━━━━━ Data extract

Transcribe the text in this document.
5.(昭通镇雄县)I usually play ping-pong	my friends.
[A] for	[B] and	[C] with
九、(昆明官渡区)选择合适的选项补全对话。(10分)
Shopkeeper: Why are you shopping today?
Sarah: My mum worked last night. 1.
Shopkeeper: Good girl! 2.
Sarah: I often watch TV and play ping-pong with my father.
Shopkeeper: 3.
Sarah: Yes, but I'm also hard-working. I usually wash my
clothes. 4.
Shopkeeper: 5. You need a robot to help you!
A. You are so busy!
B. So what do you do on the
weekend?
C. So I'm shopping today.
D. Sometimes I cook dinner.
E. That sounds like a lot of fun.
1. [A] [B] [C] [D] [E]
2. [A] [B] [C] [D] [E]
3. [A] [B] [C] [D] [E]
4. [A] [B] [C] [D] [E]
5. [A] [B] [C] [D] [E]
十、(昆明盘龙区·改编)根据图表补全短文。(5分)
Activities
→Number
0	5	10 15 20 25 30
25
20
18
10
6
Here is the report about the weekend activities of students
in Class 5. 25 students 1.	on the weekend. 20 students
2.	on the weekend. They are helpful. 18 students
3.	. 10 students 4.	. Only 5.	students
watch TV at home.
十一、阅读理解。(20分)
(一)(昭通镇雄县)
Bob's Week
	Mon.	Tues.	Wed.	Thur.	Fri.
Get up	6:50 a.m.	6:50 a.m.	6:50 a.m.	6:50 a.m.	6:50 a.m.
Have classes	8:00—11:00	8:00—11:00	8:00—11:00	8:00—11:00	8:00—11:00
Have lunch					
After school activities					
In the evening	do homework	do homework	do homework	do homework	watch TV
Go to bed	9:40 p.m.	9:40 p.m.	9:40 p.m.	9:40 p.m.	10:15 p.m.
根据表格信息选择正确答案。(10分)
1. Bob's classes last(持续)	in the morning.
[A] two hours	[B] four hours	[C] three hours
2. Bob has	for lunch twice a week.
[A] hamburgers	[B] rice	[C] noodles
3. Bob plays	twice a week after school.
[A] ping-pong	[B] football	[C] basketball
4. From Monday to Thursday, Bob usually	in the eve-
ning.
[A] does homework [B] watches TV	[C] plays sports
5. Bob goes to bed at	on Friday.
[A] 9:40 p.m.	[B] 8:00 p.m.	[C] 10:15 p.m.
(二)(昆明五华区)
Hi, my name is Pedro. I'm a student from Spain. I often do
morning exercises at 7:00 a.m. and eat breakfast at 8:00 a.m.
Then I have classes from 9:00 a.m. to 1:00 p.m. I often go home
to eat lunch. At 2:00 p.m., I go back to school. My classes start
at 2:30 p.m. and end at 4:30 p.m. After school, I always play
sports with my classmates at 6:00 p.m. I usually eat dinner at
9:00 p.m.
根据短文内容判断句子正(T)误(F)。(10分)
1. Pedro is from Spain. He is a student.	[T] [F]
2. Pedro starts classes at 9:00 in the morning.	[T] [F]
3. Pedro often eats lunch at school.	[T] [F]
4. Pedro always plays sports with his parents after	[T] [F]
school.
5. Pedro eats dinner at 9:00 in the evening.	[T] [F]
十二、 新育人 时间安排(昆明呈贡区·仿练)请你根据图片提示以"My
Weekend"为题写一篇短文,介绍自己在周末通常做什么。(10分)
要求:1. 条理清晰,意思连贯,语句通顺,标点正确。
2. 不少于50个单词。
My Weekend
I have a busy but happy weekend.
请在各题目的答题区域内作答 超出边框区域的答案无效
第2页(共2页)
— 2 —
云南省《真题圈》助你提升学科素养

━━━━━━━━━━

Task description →
Using the material above, count the lines containing the word "pong". Reply with the number alone.

Result below →
3